As a male I really value authentic male teenage characters in YA books.  I find those ‘hot, bad boys’ very fake, whereas the nerdy, sweary guys feel like the guy I was and a lot of the guys I knew.  I’m always on the look out for books with authentic male teenage characters and books that focus on male friendship, because it’s these books that I want to get into the hands of teenage guys.  The new book by Aussie author Will Kostakis, The Sidekicks, is one of these books, and I think every teenage guy should read it.

9780143309031The Swimmer.

The Rebel.

The Nerd.

All Ryan, Harley and Miles had in common was Isaac. They lived different lives, had different interests and kept different secrets. But they shared the same best friend. They were sidekicks. And now that Isaac’s gone, what does that make them?

I loved The Sidekicks!  I wish this book had been around when I was a teenager because it would have totally clicked with me.  Will makes you feel like you are part of the characters’ lives and that you’re one of the Sidekicks too.  Will absolutely nails what it’s like to be a teenage guy and the often awkward friendships between different guys.

LISTING:
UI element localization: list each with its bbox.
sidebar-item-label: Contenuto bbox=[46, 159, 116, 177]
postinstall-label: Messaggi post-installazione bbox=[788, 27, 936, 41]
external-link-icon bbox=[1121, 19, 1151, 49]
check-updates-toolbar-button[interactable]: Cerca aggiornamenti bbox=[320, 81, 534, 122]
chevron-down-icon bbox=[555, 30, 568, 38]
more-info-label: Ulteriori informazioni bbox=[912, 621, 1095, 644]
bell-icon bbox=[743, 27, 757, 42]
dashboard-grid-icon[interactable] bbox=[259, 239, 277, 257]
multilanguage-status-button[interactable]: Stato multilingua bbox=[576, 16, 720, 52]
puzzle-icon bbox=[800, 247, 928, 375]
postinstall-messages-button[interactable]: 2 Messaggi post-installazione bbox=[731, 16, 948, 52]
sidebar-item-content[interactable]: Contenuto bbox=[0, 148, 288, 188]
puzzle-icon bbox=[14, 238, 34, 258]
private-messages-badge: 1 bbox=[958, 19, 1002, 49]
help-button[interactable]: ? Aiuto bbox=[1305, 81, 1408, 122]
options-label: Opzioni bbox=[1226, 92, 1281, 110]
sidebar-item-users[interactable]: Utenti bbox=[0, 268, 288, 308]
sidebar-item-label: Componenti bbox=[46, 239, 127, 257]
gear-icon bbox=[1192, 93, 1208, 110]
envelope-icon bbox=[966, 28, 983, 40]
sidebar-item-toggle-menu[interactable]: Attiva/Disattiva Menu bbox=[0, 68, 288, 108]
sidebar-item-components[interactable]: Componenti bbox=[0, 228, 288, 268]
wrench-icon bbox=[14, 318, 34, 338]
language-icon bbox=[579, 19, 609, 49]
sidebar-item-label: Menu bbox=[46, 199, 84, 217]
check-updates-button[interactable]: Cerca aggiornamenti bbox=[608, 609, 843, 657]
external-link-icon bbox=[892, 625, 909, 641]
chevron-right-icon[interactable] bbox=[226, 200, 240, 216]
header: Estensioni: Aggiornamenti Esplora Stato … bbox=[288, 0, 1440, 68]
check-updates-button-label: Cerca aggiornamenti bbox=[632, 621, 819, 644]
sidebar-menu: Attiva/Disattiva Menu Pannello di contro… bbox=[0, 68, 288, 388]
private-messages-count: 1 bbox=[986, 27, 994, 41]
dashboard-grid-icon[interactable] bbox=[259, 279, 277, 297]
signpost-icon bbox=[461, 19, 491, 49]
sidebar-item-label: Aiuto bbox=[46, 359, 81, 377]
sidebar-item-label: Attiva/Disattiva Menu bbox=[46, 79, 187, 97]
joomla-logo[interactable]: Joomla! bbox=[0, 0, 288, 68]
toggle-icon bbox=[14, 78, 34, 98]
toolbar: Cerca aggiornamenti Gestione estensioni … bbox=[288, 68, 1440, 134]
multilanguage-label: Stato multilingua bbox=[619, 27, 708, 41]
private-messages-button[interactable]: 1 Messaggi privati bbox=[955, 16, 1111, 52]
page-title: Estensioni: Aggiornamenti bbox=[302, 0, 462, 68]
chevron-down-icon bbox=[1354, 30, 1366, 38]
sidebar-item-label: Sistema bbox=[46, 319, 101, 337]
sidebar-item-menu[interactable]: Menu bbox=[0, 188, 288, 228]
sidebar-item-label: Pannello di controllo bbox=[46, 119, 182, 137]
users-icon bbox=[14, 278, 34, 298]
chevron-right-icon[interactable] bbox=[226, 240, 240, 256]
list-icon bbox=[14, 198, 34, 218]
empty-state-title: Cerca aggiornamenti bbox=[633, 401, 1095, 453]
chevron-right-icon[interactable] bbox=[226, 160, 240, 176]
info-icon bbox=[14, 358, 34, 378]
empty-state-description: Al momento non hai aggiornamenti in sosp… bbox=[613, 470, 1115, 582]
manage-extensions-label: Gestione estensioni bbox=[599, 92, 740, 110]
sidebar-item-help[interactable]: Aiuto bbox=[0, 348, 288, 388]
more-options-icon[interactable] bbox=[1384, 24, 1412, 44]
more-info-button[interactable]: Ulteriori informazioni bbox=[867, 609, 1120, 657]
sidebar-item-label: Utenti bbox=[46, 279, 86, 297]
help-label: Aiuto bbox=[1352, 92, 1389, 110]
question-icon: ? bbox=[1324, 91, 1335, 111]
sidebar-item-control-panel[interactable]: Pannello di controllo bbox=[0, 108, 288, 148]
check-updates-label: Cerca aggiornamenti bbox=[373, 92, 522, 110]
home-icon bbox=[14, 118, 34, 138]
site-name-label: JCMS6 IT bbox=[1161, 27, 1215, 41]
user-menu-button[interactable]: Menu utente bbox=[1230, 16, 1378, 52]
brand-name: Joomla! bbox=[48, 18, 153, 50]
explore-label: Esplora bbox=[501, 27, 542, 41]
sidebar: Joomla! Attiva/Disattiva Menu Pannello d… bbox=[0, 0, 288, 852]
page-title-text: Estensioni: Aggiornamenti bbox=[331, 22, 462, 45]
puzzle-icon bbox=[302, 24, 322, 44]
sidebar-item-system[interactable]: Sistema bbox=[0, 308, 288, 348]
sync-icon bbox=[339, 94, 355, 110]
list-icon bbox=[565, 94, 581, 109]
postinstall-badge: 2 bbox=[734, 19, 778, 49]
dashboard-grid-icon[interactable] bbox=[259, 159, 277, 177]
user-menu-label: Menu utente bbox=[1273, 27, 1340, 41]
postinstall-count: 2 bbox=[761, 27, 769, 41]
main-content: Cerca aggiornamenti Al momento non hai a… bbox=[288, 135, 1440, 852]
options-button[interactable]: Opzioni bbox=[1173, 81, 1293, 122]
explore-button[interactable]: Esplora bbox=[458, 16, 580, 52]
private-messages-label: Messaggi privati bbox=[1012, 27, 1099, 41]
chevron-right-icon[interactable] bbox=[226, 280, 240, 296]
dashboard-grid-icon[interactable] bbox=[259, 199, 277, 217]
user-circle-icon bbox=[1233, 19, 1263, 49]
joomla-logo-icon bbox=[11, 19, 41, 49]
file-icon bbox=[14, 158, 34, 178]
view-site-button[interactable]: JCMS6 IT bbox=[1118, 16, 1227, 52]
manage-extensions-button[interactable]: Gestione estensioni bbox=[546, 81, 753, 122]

LIST OF TASKS:
A - Answer these questions using the book review.
(i) Which type of male teenage character does the reviewer find very fake?
(ii) Which three characters shared Isaac as their best friend?
(iii) What word does the review use for the author's nationality?
B - Summarize the book review in two sentences.

EXERCISE ANSWERS:
A -
(i) The "hot, bad boys."
(ii) Ryan, Harley and Miles.
(iii) Aussie.

B - The reviewer values authentic male teenage characters in YA books and says that every teenage guy should read Will Kostakis's The Sidekicks. The book centers on Ryan, Harley and Miles, who had little in common except their best friend Isaac, and the reviewer praises how well it captures being a teenage guy and the often awkward friendships between different guys.